**Input for this task**
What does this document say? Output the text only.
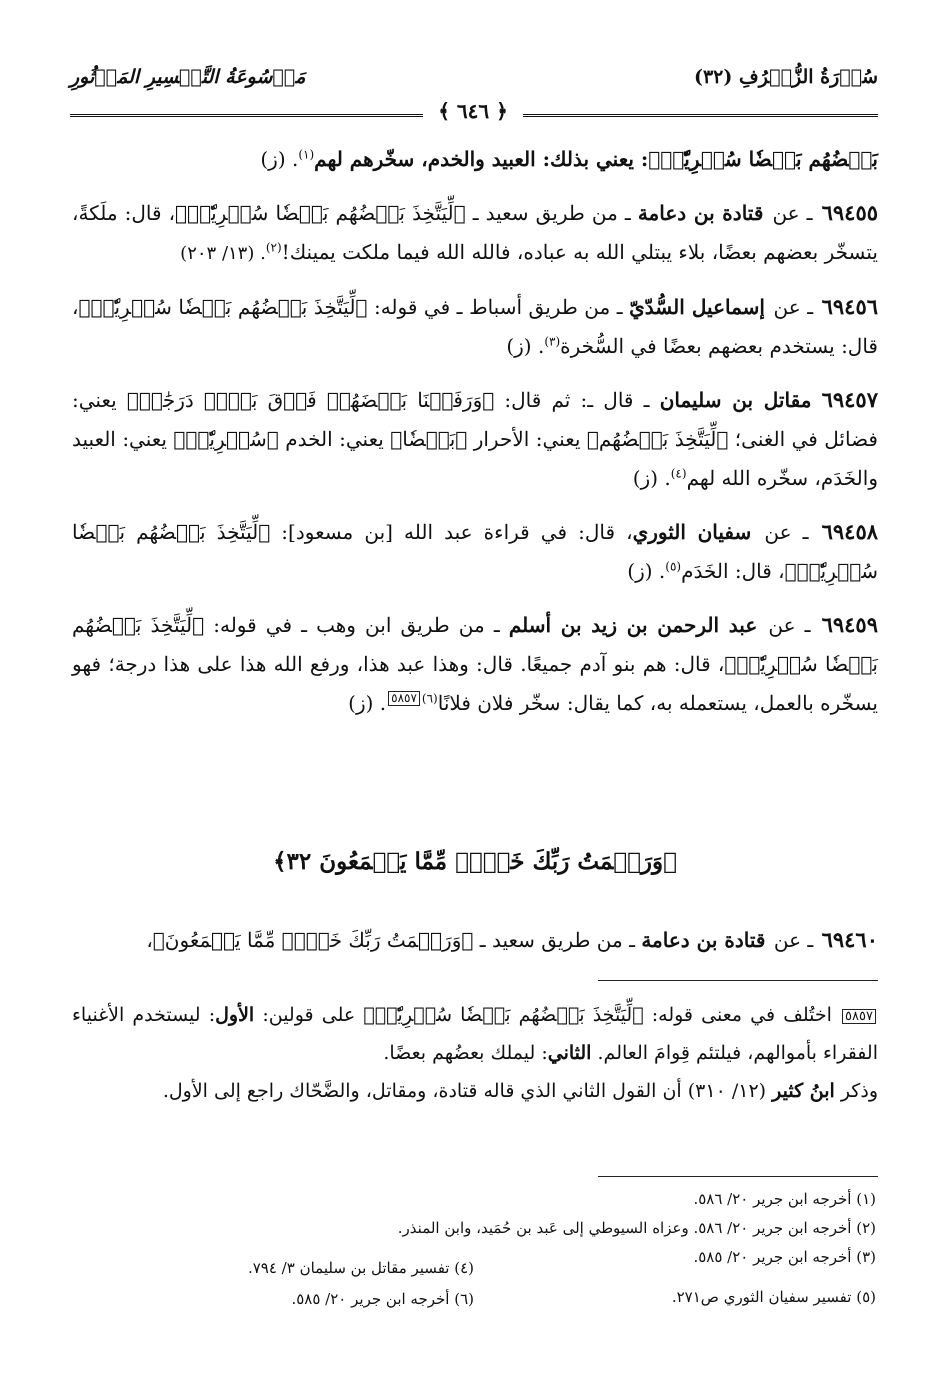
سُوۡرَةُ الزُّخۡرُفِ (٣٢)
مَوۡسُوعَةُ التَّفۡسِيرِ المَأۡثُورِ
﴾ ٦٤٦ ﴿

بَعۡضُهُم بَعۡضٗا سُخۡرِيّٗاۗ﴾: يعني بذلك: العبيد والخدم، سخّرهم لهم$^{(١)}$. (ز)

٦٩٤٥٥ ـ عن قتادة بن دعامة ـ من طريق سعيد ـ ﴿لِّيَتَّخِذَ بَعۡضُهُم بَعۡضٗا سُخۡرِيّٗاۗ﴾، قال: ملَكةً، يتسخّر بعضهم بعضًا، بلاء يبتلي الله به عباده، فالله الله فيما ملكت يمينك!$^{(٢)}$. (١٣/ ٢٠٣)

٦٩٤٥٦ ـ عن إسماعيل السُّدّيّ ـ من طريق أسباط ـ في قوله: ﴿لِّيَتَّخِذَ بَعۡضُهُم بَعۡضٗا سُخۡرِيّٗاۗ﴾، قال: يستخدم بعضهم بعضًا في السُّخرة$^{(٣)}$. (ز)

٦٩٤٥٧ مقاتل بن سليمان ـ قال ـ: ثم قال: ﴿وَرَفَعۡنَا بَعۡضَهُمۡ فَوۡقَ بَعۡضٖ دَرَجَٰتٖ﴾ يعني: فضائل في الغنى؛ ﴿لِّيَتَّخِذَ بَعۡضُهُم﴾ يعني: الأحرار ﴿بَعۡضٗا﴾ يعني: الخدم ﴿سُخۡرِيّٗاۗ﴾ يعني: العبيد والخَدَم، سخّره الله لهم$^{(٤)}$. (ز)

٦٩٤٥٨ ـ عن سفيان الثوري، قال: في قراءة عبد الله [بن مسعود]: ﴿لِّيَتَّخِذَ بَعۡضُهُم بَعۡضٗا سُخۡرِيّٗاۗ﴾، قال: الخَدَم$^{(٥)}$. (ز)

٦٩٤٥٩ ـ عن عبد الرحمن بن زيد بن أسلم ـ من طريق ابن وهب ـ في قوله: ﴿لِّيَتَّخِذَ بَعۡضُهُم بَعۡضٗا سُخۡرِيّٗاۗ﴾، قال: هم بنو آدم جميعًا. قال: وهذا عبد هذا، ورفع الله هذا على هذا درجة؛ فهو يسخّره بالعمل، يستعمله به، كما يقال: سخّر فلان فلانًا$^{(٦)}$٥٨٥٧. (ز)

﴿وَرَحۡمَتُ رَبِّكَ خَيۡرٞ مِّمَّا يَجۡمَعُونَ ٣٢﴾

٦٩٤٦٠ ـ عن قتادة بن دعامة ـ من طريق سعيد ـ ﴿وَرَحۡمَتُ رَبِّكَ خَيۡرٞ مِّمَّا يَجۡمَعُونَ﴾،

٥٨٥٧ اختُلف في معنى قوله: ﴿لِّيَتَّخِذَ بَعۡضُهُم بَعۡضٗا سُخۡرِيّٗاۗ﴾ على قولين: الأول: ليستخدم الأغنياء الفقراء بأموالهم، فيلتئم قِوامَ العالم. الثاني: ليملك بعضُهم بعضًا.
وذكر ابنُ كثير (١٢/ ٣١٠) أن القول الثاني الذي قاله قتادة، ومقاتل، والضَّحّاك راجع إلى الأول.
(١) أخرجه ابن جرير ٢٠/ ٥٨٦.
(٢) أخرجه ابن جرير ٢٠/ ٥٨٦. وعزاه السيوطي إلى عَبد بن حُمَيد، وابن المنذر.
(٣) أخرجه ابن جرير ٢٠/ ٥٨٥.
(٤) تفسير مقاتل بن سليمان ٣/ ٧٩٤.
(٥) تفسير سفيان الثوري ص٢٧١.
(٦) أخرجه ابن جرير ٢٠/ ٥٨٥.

==

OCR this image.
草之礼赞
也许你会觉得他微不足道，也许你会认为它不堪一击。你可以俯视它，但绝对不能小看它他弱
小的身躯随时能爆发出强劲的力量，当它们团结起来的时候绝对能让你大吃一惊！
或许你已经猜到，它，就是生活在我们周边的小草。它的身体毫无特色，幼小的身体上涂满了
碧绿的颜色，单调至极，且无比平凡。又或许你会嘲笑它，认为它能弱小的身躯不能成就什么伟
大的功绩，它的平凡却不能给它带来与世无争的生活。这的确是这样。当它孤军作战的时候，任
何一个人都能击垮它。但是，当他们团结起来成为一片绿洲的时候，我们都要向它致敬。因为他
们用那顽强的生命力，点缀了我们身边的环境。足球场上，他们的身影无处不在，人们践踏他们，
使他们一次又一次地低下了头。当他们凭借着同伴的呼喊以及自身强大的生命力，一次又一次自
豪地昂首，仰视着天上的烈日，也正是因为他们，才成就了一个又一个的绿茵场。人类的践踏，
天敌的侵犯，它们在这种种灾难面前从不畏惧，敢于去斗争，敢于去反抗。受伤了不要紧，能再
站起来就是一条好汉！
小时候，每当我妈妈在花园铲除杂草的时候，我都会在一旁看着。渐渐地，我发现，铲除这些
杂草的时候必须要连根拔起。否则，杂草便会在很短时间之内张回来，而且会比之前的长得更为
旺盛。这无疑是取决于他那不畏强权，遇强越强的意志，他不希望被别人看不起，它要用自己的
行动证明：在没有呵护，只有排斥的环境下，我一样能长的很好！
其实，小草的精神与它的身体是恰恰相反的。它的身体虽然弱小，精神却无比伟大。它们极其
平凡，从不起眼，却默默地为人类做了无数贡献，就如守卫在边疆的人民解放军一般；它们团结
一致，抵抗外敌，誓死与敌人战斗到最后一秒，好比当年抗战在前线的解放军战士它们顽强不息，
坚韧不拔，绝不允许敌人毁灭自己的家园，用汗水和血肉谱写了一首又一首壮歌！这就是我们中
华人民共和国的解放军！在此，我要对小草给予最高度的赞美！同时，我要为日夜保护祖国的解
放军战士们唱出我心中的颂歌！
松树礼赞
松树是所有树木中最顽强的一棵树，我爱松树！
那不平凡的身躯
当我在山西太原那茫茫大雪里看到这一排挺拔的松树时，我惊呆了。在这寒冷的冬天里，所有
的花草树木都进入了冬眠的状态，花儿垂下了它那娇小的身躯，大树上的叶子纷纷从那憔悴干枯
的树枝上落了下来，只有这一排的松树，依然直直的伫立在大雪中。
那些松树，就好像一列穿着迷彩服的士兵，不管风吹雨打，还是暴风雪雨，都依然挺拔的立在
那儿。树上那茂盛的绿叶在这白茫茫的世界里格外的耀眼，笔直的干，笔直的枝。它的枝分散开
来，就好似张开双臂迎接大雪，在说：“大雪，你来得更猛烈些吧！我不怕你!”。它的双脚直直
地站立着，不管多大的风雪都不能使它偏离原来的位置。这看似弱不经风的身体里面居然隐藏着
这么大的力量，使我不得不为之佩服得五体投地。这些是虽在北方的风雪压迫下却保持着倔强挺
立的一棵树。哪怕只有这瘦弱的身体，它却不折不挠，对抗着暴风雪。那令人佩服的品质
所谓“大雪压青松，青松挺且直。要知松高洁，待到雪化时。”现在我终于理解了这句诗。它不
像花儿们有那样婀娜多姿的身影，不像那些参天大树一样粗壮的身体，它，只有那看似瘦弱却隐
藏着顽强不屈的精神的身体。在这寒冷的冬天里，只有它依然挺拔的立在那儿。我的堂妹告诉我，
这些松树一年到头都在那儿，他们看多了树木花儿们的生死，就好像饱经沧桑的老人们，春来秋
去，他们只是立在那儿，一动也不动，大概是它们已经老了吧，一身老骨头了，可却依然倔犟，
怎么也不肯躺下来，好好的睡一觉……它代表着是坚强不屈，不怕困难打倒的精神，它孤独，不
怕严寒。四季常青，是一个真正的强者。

**Exercise details**
Gather each line in these records that contains the string "سليمان".

**The completed task**
٦٩٤٥٧ مقاتل بن سليمان ـ قال ـ: ثم قال: ﴿وَرَفَعۡنَا بَعۡضَهُمۡ فَوۡقَ بَعۡضٖ دَرَجَٰتٖ﴾ يعني: فضائل في الغنى؛ ﴿لِّيَتَّخِذَ بَعۡضُهُم﴾ يعني: الأحرار ﴿بَعۡضٗا﴾ يعني: الخدم ﴿سُخۡرِيّٗاۗ﴾ يعني: العبيد والخَدَم، سخّره الله لهم$^{(٤)}$. (ز)
(٤) تفسير مقاتل بن سليمان ٣/ ٧٩٤.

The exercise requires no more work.